[BEGIN]
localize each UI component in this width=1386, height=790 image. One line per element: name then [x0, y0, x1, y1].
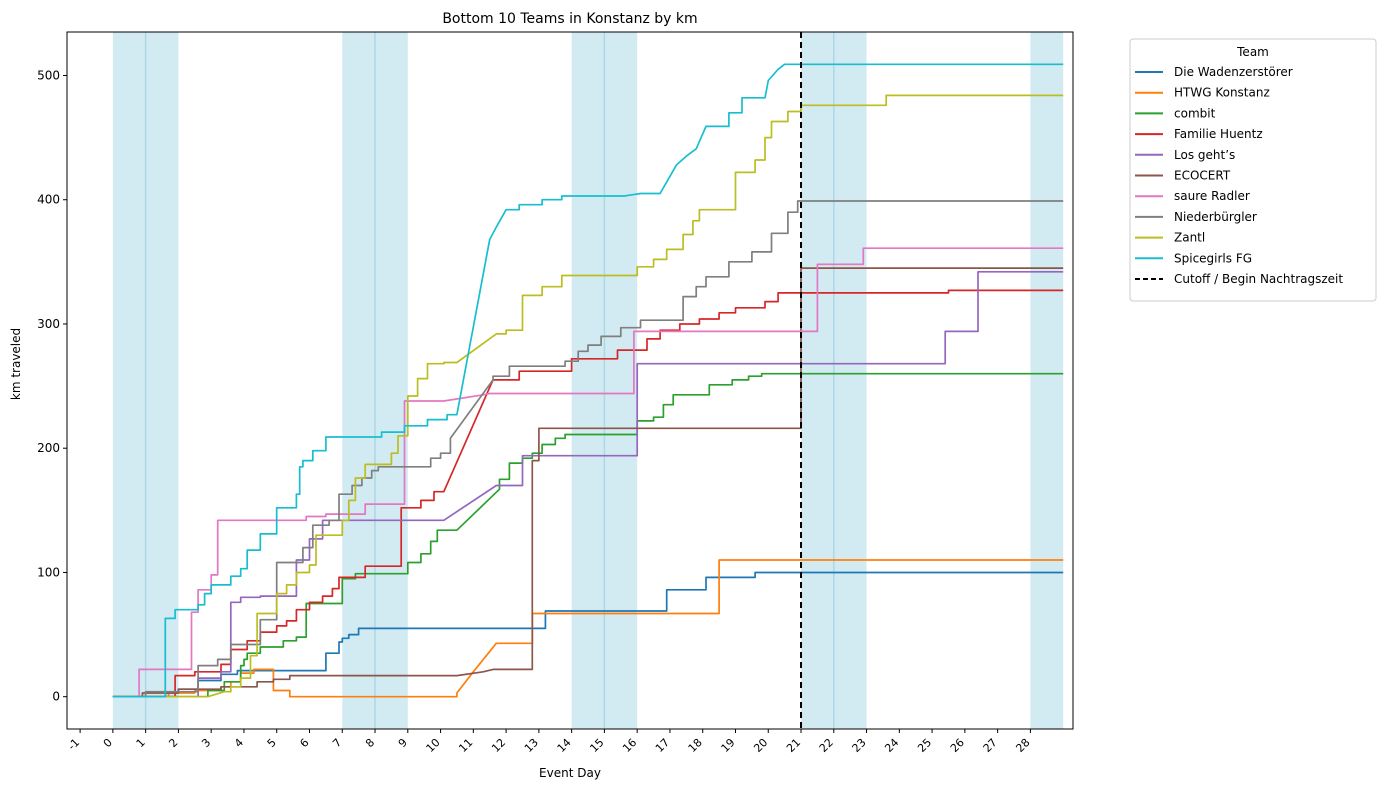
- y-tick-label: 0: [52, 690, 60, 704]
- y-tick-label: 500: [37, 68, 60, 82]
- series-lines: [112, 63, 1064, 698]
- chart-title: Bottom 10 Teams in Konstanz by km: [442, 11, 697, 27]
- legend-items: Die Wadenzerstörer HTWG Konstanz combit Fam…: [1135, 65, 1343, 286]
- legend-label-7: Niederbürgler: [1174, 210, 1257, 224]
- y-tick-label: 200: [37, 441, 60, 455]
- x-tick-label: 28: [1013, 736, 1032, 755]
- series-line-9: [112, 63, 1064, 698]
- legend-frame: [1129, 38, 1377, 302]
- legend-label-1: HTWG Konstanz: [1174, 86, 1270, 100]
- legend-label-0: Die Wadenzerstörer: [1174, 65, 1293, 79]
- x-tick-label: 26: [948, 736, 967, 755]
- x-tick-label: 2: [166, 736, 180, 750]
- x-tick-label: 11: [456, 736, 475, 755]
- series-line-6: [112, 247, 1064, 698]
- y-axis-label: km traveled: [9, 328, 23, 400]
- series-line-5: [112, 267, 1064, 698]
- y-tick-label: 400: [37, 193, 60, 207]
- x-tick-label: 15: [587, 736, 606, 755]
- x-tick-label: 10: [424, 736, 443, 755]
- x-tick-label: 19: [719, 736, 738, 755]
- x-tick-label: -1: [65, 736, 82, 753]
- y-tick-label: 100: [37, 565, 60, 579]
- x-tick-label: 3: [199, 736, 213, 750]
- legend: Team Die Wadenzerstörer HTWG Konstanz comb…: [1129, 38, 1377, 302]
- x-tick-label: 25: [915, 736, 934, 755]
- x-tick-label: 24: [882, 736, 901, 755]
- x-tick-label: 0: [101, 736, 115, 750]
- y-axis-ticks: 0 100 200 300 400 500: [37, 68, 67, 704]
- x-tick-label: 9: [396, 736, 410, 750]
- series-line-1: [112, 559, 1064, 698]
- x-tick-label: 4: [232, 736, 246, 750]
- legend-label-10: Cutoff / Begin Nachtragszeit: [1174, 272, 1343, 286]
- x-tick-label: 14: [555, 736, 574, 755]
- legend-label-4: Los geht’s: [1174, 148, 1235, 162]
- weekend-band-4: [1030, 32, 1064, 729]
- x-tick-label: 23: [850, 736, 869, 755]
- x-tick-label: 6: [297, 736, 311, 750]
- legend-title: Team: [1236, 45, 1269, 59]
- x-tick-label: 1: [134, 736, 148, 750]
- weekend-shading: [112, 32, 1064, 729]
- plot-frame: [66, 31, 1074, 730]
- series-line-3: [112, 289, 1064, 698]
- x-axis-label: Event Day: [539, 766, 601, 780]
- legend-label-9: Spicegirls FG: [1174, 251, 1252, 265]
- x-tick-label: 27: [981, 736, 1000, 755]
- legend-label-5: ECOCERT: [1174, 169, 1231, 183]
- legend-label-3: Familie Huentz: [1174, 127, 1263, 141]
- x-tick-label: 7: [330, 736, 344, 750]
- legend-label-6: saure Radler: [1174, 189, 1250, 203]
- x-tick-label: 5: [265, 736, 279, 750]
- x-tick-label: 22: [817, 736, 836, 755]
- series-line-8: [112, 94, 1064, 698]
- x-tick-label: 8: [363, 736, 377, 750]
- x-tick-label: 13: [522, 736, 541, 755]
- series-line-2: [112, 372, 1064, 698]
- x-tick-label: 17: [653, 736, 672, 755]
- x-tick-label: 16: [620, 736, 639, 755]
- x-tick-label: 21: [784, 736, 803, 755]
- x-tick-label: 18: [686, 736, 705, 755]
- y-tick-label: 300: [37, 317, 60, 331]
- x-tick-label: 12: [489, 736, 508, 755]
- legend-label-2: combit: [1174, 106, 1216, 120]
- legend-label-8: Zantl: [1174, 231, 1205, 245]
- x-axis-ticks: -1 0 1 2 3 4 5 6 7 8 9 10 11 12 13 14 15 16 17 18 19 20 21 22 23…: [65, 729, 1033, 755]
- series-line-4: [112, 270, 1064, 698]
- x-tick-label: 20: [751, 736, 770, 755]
[END]
Lay out the lines of the data above, from the line containing "- y-tick-label: 0: [52, 690, 60, 704]" through the line containing "- series-line-6: [112, 247, 1064, 698]", as a Markdown table with the columns No. and Entry. Number each row and leave out any blank lines.

* _Completed exercise_
| No. | Entry |
|---|---|
| 1 | - y-tick-label: 0: [52, 690, 60, 704] |
| 2 | - y-tick-label: 500: [37, 68, 60, 82] |
| 3 | - series-lines: [112, 63, 1064, 698] |
| 4 | - chart-title: Bottom 10 Teams in Konstanz by km: [442, 11, 697, 27] |
| 5 | - legend-items: Die Wadenzerstörer HTWG Konstanz combit Fam…: [1135, 65, 1343, 286] |
| 6 | - legend-label-7: Niederbürgler: [1174, 210, 1257, 224] |
| 7 | - y-tick-label: 200: [37, 441, 60, 455] |
| 8 | - x-tick-label: 28: [1013, 736, 1032, 755] |
| 9 | - series-line-9: [112, 63, 1064, 698] |
| 10 | - legend-frame: [1129, 38, 1377, 302] |
| 11 | - legend-label-1: HTWG Konstanz: [1174, 86, 1270, 100] |
| 12 | - legend-label-0: Die Wadenzerstörer: [1174, 65, 1293, 79] |
| 13 | - x-tick-label: 26: [948, 736, 967, 755] |
| 14 | - x-tick-label: 2: [166, 736, 180, 750] |
| 15 | - x-tick-label: 11: [456, 736, 475, 755] |
| 16 | - series-line-6: [112, 247, 1064, 698] |